■ **TEXT**:
#####

Abstract

As an important branch of big data processing, big graph processing is becoming increasingly popular in recent years. Strongly connected component (SCC) computation is a fundamental graph operation on directed graphs, where an SCC is a maximal subgraph S of a directed graph G in which every pair of nodes is reachable from each other in S. By contracting each SCC into a node, a large general directed graph can be represented by a small directed acyclic graph (DAG). In the literature, there are I/O efficient semi-external algorithms to compute all SCCs of a graph G, by assuming that all nodes of a graph G can fit in the main memory. However, many real graphs are large and even the nodes cannot reside entirely in the main memory. In this paper, we study new I/O efficient external algorithms to find all SCCs for a directed graph G whose nodes cannot fit entirely in the main memory. To overcome the deficiency of the existing external graph contraction based approach that usually cannot stop in finite iterations, and the external DFS based approach that will generate a large number of random I/Os, we explore a new contraction-expansion based approach. In the graph contraction phase, instead of contracting the whole graph as the contraction based approach, we only contract the nodes of a graph, which are much more selective. The contraction phase stops when all nodes of the graph can fit in the main memory, such that the semi-external algorithm can be used in SCC computation. In the graph expansion phase, as the graph is expanded in the reverse order as it is contracted, the SCCs of all nodes in the graph are computed. Both graph contraction phase and graph expansion phase use only I/O efficient sequential scans and external sorts of nodes/edges in the graph. Our algorithm leverages the efficiency of the semi-external SCC computation algorithm and usually stops in a small number of iterations. We further optimize our approach by reducing the size of nodes and edges of the contracted graph in each iteration. We conduct extensive experimental studies using both real and synthetic web-scale graphs to confirm the I/O efficiency of our approaches.

#####

■ **EXERCISE PROMPT**: Judge whether each statement agrees with the abstract, and answer yes or no for each. Support every answer with the deciding words from the abstract, quoted exactly. 1. The contraction phase ends once all nodes of the graph fit in main memory. 2. The new approach contracts the whole graph during the contraction phase. 3. The graph is expanded in the same order in which it was contracted.

■ **Records**:
#####

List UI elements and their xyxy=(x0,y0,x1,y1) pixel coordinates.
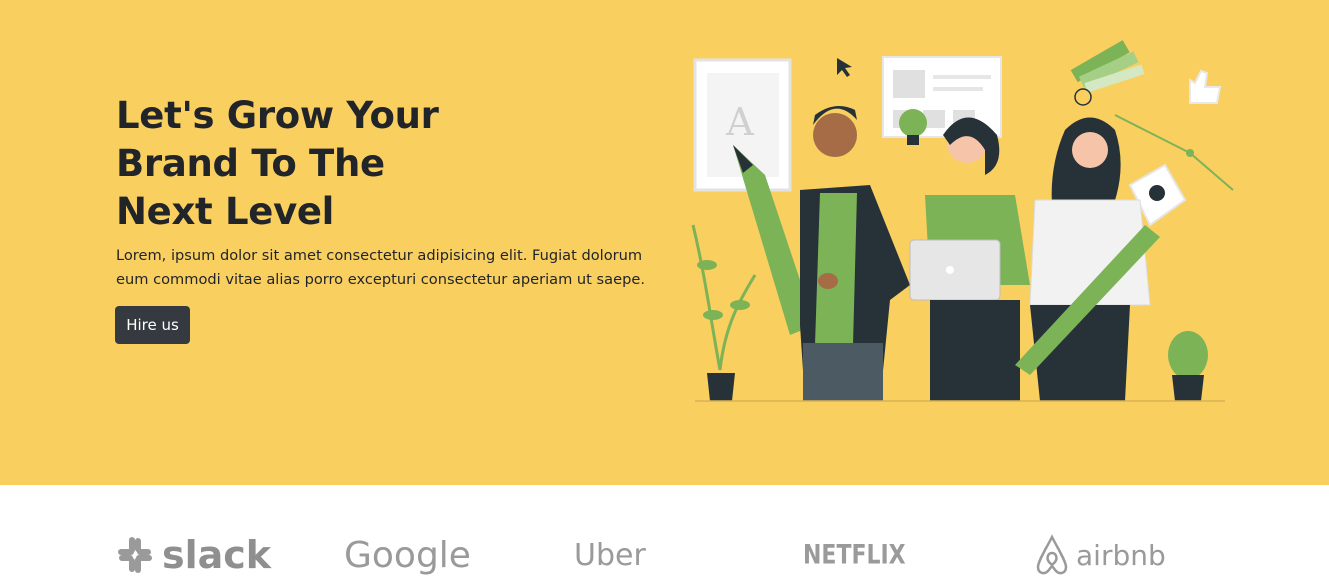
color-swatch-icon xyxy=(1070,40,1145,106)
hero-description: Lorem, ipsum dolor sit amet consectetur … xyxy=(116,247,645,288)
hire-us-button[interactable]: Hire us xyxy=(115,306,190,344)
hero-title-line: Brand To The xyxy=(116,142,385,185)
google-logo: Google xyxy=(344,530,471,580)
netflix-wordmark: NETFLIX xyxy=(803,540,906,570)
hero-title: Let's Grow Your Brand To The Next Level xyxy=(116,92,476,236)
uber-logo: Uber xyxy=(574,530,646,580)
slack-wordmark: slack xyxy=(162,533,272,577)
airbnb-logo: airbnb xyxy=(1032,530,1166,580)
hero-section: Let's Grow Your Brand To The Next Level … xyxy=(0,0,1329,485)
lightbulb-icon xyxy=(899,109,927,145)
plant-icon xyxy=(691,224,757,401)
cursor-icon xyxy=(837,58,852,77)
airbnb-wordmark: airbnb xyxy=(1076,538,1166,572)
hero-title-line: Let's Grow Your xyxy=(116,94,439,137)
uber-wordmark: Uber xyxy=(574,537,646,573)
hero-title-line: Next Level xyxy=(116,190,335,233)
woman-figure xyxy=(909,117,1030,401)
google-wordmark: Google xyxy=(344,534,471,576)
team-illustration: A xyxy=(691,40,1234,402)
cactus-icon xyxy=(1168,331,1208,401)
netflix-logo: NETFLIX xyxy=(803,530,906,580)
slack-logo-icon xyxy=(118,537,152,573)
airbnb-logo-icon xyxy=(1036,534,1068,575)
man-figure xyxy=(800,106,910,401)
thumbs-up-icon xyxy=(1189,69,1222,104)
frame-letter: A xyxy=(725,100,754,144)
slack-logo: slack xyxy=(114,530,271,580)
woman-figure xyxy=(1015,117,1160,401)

#####

■ **TASK RESPONSE**:
1. Yes: "The contraction phase stops when all nodes of the graph can fit in the main memory"
2. No: "instead of contracting the whole graph as the contraction based approach, we only contract the nodes of a graph"
3. No: "the graph is expanded in the reverse order as it is contracted"